- What to produce
Write each line out again exactly as written.

- Given records
[BEGIN]

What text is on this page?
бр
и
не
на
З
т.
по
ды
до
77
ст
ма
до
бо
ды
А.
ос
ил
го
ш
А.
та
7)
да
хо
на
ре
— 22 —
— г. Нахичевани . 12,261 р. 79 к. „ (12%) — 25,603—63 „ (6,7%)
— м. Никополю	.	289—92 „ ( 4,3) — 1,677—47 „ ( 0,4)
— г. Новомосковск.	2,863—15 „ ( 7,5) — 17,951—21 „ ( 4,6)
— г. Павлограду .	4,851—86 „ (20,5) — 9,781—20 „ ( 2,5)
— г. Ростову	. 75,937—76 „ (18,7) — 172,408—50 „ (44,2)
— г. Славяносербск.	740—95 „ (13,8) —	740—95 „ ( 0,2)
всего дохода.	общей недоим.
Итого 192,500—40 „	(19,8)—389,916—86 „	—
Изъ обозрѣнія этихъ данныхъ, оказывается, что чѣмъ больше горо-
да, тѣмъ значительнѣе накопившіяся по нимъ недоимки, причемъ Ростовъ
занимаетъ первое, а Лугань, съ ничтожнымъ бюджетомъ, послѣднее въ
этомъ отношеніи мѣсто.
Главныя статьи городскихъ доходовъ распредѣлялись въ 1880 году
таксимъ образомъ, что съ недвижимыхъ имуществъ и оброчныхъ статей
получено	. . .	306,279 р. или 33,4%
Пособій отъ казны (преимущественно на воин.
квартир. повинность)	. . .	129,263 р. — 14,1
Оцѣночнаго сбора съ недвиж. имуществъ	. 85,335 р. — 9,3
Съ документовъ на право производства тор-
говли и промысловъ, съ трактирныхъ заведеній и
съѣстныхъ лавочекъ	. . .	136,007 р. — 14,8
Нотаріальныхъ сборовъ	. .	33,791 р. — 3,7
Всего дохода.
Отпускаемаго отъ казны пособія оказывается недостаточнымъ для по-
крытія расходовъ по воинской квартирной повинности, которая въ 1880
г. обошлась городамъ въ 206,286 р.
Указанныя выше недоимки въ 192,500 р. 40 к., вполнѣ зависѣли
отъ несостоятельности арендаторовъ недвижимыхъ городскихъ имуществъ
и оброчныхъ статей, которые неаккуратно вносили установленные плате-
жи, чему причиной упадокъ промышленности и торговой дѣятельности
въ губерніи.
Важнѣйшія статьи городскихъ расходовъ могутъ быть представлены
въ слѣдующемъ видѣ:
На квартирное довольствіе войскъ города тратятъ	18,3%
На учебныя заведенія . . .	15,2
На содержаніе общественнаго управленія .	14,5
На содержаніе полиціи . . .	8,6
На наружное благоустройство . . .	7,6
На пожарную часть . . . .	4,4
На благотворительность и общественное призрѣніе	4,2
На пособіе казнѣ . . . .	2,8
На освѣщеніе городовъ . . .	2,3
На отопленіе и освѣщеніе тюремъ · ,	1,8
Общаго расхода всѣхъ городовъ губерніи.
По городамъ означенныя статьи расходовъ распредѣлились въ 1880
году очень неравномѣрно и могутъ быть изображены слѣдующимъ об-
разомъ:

[END]

- Answer
What text is on this page?
бр
и
не
на
З
т.
по
ды
до
77
ст
ма
до
бо
ды
А.
ос
ил
го
ш
А.
та
7)
да
хо
на
ре
— 22 —
— г. Нахичевани . 12,261 р. 79 к. „ (12%) — 25,603—63 „ (6,7%)
— м. Никополю	.	289—92 „ ( 4,3) — 1,677—47 „ ( 0,4)
— г. Новомосковск.	2,863—15 „ ( 7,5) — 17,951—21 „ ( 4,6)
— г. Павлограду .	4,851—86 „ (20,5) — 9,781—20 „ ( 2,5)
— г. Ростову	. 75,937—76 „ (18,7) — 172,408—50 „ (44,2)
— г. Славяносербск.	740—95 „ (13,8) —	740—95 „ ( 0,2)
всего дохода.	общей недоим.
Итого 192,500—40 „	(19,8)—389,916—86 „	—
Изъ обозрѣнія этихъ данныхъ, оказывается, что чѣмъ больше горо-
да, тѣмъ значительнѣе накопившіяся по нимъ недоимки, причемъ Ростовъ
занимаетъ первое, а Лугань, съ ничтожнымъ бюджетомъ, послѣднее въ
этомъ отношеніи мѣсто.
Главныя статьи городскихъ доходовъ распредѣлялись въ 1880 году
таксимъ образомъ, что съ недвижимыхъ имуществъ и оброчныхъ статей
получено	. . .	306,279 р. или 33,4%
Пособій отъ казны (преимущественно на воин.
квартир. повинность)	. . .	129,263 р. — 14,1
Оцѣночнаго сбора съ недвиж. имуществъ	. 85,335 р. — 9,3
Съ документовъ на право производства тор-
говли и промысловъ, съ трактирныхъ заведеній и
съѣстныхъ лавочекъ	. . .	136,007 р. — 14,8
Нотаріальныхъ сборовъ	. .	33,791 р. — 3,7
Всего дохода.
Отпускаемаго отъ казны пособія оказывается недостаточнымъ для по-
крытія расходовъ по воинской квартирной повинности, которая въ 1880
г. обошлась городамъ въ 206,286 р.
Указанныя выше недоимки въ 192,500 р. 40 к., вполнѣ зависѣли
отъ несостоятельности арендаторовъ недвижимыхъ городскихъ имуществъ
и оброчныхъ статей, которые неаккуратно вносили установленные плате-
жи, чему причиной упадокъ промышленности и торговой дѣятельности
въ губерніи.
Важнѣйшія статьи городскихъ расходовъ могутъ быть представлены
въ слѣдующемъ видѣ:
На квартирное довольствіе войскъ города тратятъ	18,3%
На учебныя заведенія . . .	15,2
На содержаніе общественнаго управленія .	14,5
На содержаніе полиціи . . .	8,6
На наружное благоустройство . . .	7,6
На пожарную часть . . . .	4,4
На благотворительность и общественное призрѣніе	4,2
На пособіе казнѣ . . . .	2,8
На освѣщеніе городовъ . . .	2,3
На отопленіе и освѣщеніе тюремъ · ,	1,8
Общаго расхода всѣхъ городовъ губерніи.
По городамъ означенныя статьи расходовъ распредѣлились въ 1880
году очень неравномѣрно и могутъ быть изображены слѣдующимъ об-
разомъ:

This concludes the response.